** start of MATERIAL **
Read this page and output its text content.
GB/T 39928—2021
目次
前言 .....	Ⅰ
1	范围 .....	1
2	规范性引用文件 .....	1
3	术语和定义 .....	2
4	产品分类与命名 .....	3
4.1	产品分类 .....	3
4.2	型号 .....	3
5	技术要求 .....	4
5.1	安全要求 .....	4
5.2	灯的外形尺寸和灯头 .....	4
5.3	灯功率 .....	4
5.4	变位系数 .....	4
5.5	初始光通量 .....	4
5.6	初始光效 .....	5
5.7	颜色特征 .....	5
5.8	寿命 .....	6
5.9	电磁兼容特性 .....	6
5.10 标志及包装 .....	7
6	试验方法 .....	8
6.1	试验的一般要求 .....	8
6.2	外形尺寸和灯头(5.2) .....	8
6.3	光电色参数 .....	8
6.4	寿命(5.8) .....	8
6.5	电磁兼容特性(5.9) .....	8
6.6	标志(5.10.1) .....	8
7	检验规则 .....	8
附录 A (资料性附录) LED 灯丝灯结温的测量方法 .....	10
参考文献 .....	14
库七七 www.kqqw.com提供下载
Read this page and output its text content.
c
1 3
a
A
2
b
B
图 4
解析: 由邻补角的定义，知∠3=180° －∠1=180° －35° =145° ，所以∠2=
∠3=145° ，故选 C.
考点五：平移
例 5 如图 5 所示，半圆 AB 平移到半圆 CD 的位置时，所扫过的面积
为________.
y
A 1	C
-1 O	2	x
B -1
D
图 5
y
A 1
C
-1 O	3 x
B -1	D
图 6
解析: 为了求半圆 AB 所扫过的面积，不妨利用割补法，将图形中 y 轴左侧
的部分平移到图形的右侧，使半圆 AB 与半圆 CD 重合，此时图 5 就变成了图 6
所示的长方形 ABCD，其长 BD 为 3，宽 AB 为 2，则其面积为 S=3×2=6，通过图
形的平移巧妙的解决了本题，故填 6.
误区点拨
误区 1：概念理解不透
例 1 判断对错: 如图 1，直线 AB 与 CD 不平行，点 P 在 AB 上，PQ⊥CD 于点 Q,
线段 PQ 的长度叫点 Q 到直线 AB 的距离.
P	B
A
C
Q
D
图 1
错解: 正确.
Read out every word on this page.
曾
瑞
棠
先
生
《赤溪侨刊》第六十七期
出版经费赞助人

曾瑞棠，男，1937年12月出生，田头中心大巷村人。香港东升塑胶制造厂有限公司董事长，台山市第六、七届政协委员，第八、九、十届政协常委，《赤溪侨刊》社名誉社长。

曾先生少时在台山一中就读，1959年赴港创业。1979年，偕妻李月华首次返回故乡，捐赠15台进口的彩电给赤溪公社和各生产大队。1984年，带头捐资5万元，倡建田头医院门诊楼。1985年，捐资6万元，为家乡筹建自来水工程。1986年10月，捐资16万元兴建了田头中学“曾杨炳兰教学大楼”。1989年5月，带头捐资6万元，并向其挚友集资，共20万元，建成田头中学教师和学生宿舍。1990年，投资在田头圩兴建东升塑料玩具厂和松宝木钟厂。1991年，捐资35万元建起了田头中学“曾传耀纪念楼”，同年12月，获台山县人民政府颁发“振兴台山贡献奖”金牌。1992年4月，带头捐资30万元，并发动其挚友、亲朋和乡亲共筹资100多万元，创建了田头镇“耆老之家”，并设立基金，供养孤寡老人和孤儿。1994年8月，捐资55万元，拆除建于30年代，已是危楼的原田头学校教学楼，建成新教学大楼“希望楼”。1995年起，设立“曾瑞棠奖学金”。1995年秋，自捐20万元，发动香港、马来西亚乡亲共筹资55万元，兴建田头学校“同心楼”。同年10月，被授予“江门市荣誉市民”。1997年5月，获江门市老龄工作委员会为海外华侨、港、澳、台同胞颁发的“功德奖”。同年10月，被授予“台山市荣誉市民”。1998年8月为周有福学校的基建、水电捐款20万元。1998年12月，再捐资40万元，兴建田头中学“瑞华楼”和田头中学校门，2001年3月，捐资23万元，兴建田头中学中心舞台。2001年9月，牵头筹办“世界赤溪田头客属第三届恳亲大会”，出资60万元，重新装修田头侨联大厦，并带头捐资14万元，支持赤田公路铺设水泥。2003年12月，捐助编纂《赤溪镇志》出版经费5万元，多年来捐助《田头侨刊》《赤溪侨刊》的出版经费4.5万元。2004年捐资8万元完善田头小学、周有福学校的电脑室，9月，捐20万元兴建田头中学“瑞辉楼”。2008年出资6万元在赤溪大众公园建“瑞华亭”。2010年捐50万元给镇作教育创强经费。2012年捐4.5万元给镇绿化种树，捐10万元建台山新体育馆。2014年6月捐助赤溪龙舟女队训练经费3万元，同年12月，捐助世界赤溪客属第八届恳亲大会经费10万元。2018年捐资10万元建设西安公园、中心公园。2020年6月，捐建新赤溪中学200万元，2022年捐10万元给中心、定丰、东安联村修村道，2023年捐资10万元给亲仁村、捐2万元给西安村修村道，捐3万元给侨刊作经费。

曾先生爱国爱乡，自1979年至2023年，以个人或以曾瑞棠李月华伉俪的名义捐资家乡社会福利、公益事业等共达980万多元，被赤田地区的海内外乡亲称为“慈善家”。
** end of MATERIAL **
## WHAT IS EXPECTED
Return every line of the material exactly.

## EXERCISE RESPONSE
Read this page and output its text content.
GB/T 39928—2021
目次
前言 .....	Ⅰ
1	范围 .....	1
2	规范性引用文件 .....	1
3	术语和定义 .....	2
4	产品分类与命名 .....	3
4.1	产品分类 .....	3
4.2	型号 .....	3
5	技术要求 .....	4
5.1	安全要求 .....	4
5.2	灯的外形尺寸和灯头 .....	4
5.3	灯功率 .....	4
5.4	变位系数 .....	4
5.5	初始光通量 .....	4
5.6	初始光效 .....	5
5.7	颜色特征 .....	5
5.8	寿命 .....	6
5.9	电磁兼容特性 .....	6
5.10 标志及包装 .....	7
6	试验方法 .....	8
6.1	试验的一般要求 .....	8
6.2	外形尺寸和灯头(5.2) .....	8
6.3	光电色参数 .....	8
6.4	寿命(5.8) .....	8
6.5	电磁兼容特性(5.9) .....	8
6.6	标志(5.10.1) .....	8
7	检验规则 .....	8
附录 A (资料性附录) LED 灯丝灯结温的测量方法 .....	10
参考文献 .....	14
库七七 www.kqqw.com提供下载
Read this page and output its text content.
c
1 3
a
A
2
b
B
图 4
解析: 由邻补角的定义，知∠3=180° －∠1=180° －35° =145° ，所以∠2=
∠3=145° ，故选 C.
考点五：平移
例 5 如图 5 所示，半圆 AB 平移到半圆 CD 的位置时，所扫过的面积
为________.
y
A 1	C
-1 O	2	x
B -1
D
图 5
y
A 1
C
-1 O	3 x
B -1	D
图 6
解析: 为了求半圆 AB 所扫过的面积，不妨利用割补法，将图形中 y 轴左侧
的部分平移到图形的右侧，使半圆 AB 与半圆 CD 重合，此时图 5 就变成了图 6
所示的长方形 ABCD，其长 BD 为 3，宽 AB 为 2，则其面积为 S=3×2=6，通过图
形的平移巧妙的解决了本题，故填 6.
误区点拨
误区 1：概念理解不透
例 1 判断对错: 如图 1，直线 AB 与 CD 不平行，点 P 在 AB 上，PQ⊥CD 于点 Q,
线段 PQ 的长度叫点 Q 到直线 AB 的距离.
P	B
A
C
Q
D
图 1
错解: 正确.
Read out every word on this page.
曾
瑞
棠
先
生
《赤溪侨刊》第六十七期
出版经费赞助人

曾瑞棠，男，1937年12月出生，田头中心大巷村人。香港东升塑胶制造厂有限公司董事长，台山市第六、七届政协委员，第八、九、十届政协常委，《赤溪侨刊》社名誉社长。

曾先生少时在台山一中就读，1959年赴港创业。1979年，偕妻李月华首次返回故乡，捐赠15台进口的彩电给赤溪公社和各生产大队。1984年，带头捐资5万元，倡建田头医院门诊楼。1985年，捐资6万元，为家乡筹建自来水工程。1986年10月，捐资16万元兴建了田头中学“曾杨炳兰教学大楼”。1989年5月，带头捐资6万元，并向其挚友集资，共20万元，建成田头中学教师和学生宿舍。1990年，投资在田头圩兴建东升塑料玩具厂和松宝木钟厂。1991年，捐资35万元建起了田头中学“曾传耀纪念楼”，同年12月，获台山县人民政府颁发“振兴台山贡献奖”金牌。1992年4月，带头捐资30万元，并发动其挚友、亲朋和乡亲共筹资100多万元，创建了田头镇“耆老之家”，并设立基金，供养孤寡老人和孤儿。1994年8月，捐资55万元，拆除建于30年代，已是危楼的原田头学校教学楼，建成新教学大楼“希望楼”。1995年起，设立“曾瑞棠奖学金”。1995年秋，自捐20万元，发动香港、马来西亚乡亲共筹资55万元，兴建田头学校“同心楼”。同年10月，被授予“江门市荣誉市民”。1997年5月，获江门市老龄工作委员会为海外华侨、港、澳、台同胞颁发的“功德奖”。同年10月，被授予“台山市荣誉市民”。1998年8月为周有福学校的基建、水电捐款20万元。1998年12月，再捐资40万元，兴建田头中学“瑞华楼”和田头中学校门，2001年3月，捐资23万元，兴建田头中学中心舞台。2001年9月，牵头筹办“世界赤溪田头客属第三届恳亲大会”，出资60万元，重新装修田头侨联大厦，并带头捐资14万元，支持赤田公路铺设水泥。2003年12月，捐助编纂《赤溪镇志》出版经费5万元，多年来捐助《田头侨刊》《赤溪侨刊》的出版经费4.5万元。2004年捐资8万元完善田头小学、周有福学校的电脑室，9月，捐20万元兴建田头中学“瑞辉楼”。2008年出资6万元在赤溪大众公园建“瑞华亭”。2010年捐50万元给镇作教育创强经费。2012年捐4.5万元给镇绿化种树，捐10万元建台山新体育馆。2014年6月捐助赤溪龙舟女队训练经费3万元，同年12月，捐助世界赤溪客属第八届恳亲大会经费10万元。2018年捐资10万元建设西安公园、中心公园。2020年6月，捐建新赤溪中学200万元，2022年捐10万元给中心、定丰、东安联村修村道，2023年捐资10万元给亲仁村、捐2万元给西安村修村道，捐3万元给侨刊作经费。

曾先生爱国爱乡，自1979年至2023年，以个人或以曾瑞棠李月华伉俪的名义捐资家乡社会福利、公益事业等共达980万多元，被赤田地区的海内外乡亲称为“慈善家”。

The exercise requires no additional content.